* [Short exercise] Below is a listing; reproduce each line of it exactly.

* [Entries supplied]
▼▼▼
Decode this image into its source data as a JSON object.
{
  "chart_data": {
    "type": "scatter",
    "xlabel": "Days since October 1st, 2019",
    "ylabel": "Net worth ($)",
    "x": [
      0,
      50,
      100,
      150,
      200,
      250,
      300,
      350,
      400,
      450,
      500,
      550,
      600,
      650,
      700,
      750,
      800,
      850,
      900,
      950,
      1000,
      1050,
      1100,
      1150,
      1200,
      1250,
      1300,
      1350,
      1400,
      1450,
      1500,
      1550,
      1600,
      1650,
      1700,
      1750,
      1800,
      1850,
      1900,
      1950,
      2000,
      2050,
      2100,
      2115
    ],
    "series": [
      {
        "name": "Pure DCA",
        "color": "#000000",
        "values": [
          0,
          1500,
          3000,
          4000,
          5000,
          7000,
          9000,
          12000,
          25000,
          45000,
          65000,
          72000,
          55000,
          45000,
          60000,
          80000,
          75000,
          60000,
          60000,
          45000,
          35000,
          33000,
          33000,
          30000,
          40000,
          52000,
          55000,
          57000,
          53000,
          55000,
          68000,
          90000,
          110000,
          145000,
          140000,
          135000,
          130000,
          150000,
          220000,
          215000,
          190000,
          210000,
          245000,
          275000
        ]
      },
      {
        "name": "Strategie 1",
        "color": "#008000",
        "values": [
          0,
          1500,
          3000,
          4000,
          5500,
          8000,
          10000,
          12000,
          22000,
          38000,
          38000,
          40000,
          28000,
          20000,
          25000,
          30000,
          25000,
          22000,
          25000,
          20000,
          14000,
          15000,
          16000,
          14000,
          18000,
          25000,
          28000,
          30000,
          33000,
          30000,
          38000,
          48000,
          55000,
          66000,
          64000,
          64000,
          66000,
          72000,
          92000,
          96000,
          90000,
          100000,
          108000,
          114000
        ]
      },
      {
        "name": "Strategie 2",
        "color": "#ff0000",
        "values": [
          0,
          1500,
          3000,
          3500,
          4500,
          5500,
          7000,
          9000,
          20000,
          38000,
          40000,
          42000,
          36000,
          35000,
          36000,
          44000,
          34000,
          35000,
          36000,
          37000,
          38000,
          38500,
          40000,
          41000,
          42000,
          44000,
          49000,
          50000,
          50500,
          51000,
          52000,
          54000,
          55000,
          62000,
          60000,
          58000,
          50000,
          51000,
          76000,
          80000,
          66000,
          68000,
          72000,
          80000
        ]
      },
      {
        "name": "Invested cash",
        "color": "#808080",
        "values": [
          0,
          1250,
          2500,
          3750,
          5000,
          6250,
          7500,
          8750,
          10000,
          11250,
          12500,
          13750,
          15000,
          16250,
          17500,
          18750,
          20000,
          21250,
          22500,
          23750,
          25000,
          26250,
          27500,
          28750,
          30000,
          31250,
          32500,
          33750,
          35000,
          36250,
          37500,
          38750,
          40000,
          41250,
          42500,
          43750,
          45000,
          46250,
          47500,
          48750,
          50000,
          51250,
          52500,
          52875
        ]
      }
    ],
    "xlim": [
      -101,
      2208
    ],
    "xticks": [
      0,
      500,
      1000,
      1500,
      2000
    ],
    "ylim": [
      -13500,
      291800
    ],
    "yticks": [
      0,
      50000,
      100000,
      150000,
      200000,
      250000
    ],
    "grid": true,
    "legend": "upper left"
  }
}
▲▲▲
* [Final result]
Decode this image into its source data as a JSON object.
{
  "chart_data": {
    "type": "scatter",
    "xlabel": "Days since October 1st, 2019",
    "ylabel": "Net worth ($)",
    "x": [
      0,
      50,
      100,
      150,
      200,
      250,
      300,
      350,
      400,
      450,
      500,
      550,
      600,
      650,
      700,
      750,
      800,
      850,
      900,
      950,
      1000,
      1050,
      1100,
      1150,
      1200,
      1250,
      1300,
      1350,
      1400,
      1450,
      1500,
      1550,
      1600,
      1650,
      1700,
      1750,
      1800,
      1850,
      1900,
      1950,
      2000,
      2050,
      2100,
      2115
    ],
    "series": [
      {
        "name": "Pure DCA",
        "color": "#000000",
        "values": [
          0,
          1500,
          3000,
          4000,
          5000,
          7000,
          9000,
          12000,
          25000,
          45000,
          65000,
          72000,
          55000,
          45000,
          60000,
          80000,
          75000,
          60000,
          60000,
          45000,
          35000,
          33000,
          33000,
          30000,
          40000,
          52000,
          55000,
          57000,
          53000,
          55000,
          68000,
          90000,
          110000,
          145000,
          140000,
          135000,
          130000,
          150000,
          220000,
          215000,
          190000,
          210000,
          245000,
          275000
        ]
      },
      {
        "name": "Strategie 1",
        "color": "#008000",
        "values": [
          0,
          1500,
          3000,
          4000,
          5500,
          8000,
          10000,
          12000,
          22000,
          38000,
          38000,
          40000,
          28000,
          20000,
          25000,
          30000,
          25000,
          22000,
          25000,
          20000,
          14000,
          15000,
          16000,
          14000,
          18000,
          25000,
          28000,
          30000,
          33000,
          30000,
          38000,
          48000,
          55000,
          66000,
          64000,
          64000,
          66000,
          72000,
          92000,
          96000,
          90000,
          100000,
          108000,
          114000
        ]
      },
      {
        "name": "Strategie 2",
        "color": "#ff0000",
        "values": [
          0,
          1500,
          3000,
          3500,
          4500,
          5500,
          7000,
          9000,
          20000,
          38000,
          40000,
          42000,
          36000,
          35000,
          36000,
          44000,
          34000,
          35000,
          36000,
          37000,
          38000,
          38500,
          40000,
          41000,
          42000,
          44000,
          49000,
          50000,
          50500,
          51000,
          52000,
          54000,
          55000,
          62000,
          60000,
          58000,
          50000,
          51000,
          76000,
          80000,
          66000,
          68000,
          72000,
          80000
        ]
      },
      {
        "name": "Invested cash",
        "color": "#808080",
        "values": [
          0,
          1250,
          2500,
          3750,
          5000,
          6250,
          7500,
          8750,
          10000,
          11250,
          12500,
          13750,
          15000,
          16250,
          17500,
          18750,
          20000,
          21250,
          22500,
          23750,
          25000,
          26250,
          27500,
          28750,
          30000,
          31250,
          32500,
          33750,
          35000,
          36250,
          37500,
          38750,
          40000,
          41250,
          42500,
          43750,
          45000,
          46250,
          47500,
          48750,
          50000,
          51250,
          52500,
          52875
        ]
      }
    ],
    "xlim": [
      -101,
      2208
    ],
    "xticks": [
      0,
      500,
      1000,
      1500,
      2000
    ],
    "ylim": [
      -13500,
      291800
    ],
    "yticks": [
      0,
      50000,
      100000,
      150000,
      200000,
      250000
    ],
    "grid": true,
    "legend": "upper left"
  }
}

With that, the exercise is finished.